→ Required action A
Transcribe the Brooklyn Poggenpoel profile word for word, everything from "Youth career" down to "United / 40 / (1)".
→ Required action B
Pick up the Brooklyn Poggenpoel profile right after its last sentence and keep writing it.

→ Text segment
Brooklyn Poggenpoel

Personal information
- Date of birth: 3 October 1999 (age 26)
- Place of birth: Cape Town
- Position: Midfielder

Team information
- Current team: Durban City
- Number: 18

Youth career
- Liverpool-Portland
- Anchoridge
- –2009: Parkhurst Academy
- 2009–2017: Old Mutual Academy
- 2017–2018: Bidvest Wits

Senior career*
- Years: Team / Apps / (Gls)
- 2018–2021: Cape Umoya United / 46 / (1)
- 2021–2022: Cape Town All Stars / 23 / (0)
- 2022–2024: Chippa United / 40 / (1)
- 2024–2025: SuperSport United / 19 / (0)
- 2025–: Durban City / 7 / (0)

International career^{‡}
- South Africa U20 / 2
- 2024–: South Africa / 1 / (0)

= Brooklyn Poggenpoel =

South African soccer player

Brooklyn Poggenpoel (born 3 October 1999) is a South African soccer player who plays as a midfielder for Premier Soccer League club Durban City and the South Africa national team.

→ Provided data
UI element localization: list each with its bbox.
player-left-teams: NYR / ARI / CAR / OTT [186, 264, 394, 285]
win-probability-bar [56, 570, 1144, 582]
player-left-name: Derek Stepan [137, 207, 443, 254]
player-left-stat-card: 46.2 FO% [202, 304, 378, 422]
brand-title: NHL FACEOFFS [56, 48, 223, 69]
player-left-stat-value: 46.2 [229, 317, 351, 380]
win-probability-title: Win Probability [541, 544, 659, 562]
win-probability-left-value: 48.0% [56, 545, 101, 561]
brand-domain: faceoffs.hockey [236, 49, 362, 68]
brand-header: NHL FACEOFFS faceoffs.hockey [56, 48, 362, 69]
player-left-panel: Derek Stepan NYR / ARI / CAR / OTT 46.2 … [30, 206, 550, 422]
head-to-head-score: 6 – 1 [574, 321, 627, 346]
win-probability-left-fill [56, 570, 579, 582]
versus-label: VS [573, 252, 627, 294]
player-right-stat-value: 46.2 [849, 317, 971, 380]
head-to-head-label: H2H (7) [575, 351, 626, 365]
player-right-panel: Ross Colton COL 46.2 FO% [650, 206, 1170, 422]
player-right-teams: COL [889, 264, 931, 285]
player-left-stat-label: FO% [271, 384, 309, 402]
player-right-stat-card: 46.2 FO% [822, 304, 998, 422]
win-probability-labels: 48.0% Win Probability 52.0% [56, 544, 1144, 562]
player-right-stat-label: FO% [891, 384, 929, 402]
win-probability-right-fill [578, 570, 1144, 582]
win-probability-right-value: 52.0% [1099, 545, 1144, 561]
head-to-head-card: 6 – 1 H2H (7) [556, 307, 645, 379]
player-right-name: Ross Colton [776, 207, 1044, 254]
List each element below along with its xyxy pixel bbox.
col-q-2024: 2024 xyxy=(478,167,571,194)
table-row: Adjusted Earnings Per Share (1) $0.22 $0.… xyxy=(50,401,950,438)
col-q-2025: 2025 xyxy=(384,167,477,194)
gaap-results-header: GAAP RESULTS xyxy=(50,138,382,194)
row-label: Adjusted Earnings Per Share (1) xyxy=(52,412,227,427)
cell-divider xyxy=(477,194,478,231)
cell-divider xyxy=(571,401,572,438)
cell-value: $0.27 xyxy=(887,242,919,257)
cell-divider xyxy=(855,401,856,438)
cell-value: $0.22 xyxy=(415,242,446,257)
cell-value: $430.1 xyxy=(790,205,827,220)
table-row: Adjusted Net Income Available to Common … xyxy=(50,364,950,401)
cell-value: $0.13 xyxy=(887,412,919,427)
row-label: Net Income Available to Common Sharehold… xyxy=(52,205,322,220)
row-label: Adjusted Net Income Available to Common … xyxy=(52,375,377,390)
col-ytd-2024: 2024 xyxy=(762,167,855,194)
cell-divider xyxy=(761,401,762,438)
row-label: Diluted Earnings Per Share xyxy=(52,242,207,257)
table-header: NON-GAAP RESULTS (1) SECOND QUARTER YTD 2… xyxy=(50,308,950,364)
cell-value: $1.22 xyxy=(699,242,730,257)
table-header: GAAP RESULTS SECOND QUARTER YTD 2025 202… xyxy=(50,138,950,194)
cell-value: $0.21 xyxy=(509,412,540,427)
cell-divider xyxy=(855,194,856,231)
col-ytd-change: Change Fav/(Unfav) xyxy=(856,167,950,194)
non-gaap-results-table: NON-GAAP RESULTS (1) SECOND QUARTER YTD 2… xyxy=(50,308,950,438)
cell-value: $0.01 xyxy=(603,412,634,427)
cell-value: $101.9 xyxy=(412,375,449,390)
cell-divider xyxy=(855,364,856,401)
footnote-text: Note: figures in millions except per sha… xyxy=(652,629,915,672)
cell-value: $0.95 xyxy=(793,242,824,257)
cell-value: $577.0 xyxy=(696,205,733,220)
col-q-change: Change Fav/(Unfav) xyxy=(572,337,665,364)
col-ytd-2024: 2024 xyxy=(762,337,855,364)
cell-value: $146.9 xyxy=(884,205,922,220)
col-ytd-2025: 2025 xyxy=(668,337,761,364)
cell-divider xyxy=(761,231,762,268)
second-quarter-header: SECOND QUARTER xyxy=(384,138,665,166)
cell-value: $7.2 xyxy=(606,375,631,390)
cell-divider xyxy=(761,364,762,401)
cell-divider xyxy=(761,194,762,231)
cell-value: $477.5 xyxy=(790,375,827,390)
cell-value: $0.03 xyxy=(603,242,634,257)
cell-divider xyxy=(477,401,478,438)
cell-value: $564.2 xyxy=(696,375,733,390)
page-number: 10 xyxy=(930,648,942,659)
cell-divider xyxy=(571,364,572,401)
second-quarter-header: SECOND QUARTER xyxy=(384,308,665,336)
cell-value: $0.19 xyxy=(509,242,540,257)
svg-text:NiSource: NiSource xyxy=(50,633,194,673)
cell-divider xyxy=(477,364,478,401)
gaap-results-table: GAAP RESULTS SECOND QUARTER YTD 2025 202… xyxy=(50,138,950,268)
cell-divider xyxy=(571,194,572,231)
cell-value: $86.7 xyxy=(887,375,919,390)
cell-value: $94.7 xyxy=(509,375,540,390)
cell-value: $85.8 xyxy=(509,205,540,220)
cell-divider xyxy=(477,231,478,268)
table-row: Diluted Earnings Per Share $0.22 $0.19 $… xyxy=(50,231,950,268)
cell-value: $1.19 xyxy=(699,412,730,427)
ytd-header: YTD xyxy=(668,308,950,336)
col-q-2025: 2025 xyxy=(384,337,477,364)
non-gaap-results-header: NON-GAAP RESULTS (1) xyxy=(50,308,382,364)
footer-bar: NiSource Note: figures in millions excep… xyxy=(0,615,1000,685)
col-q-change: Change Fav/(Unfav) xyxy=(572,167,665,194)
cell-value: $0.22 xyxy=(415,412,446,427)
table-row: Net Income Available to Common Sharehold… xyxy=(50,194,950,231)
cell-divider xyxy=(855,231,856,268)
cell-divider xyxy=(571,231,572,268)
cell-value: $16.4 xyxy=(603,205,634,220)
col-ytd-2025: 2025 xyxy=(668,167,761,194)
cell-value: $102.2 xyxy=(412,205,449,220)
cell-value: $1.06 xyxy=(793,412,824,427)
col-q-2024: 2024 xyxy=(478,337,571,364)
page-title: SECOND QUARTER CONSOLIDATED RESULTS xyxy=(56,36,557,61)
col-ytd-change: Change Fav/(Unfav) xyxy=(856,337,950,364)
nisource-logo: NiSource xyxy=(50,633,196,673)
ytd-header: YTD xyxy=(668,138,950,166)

→ Written reply A
Youth career
- Liverpool-Portland
- Anchoridge
- –2009: Parkhurst Academy
- 2009–2017: Old Mutual Academy
- 2017–2018: Bidvest Wits

Senior career*
- Years: Team / Apps / (Gls)
- 2018–2021: Cape Umoya United / 46 / (1)
- 2021–2022: Cape Town All Stars / 23 / (0)
- 2022–2024: Chippa United / 40 / (1)

→ Written reply B
==Career==
Brooklyn Poggenpoel started playing as a small child for Liverpool-Portland in Mitchells Plain. He also spent time in Anchoridge and the Parkhurst Academy before joining the Old Mutual Academy in 2009. He joined the Bidvest Wits as a youth player from Old Mutual Academy in 2017. He also played for South Africa U20, among others in a three-nation tournament in England in 2017.

Poggenpoel started his senior career with Cape Umoya United in the National First Division. When the club sold its licence in 2021, Poggenpoel went on to Cape Town All Stars. In 2022 he was a part of a large influx of new players at Chippa United, with 16 new players arriving in the summer. Poggenpoel made his first-tier debut in August 2022 and got his breakthrough within South African soccer.

He was called up for South Africa for the 2024 COSAFA Cup, where he made his international debut against Mozambique. In the summer of 2024 he signed for SuperSport United.

==Personal life==
He grew up in a family of sportsmen, where his grandfather Brian Poggenpoel was a rugby player and he was a nephew of the soccer-playing brothers Ed, Brian and Mark Stein on his mother's side. On his father's side he was a nephew of Shane Poggenpoel.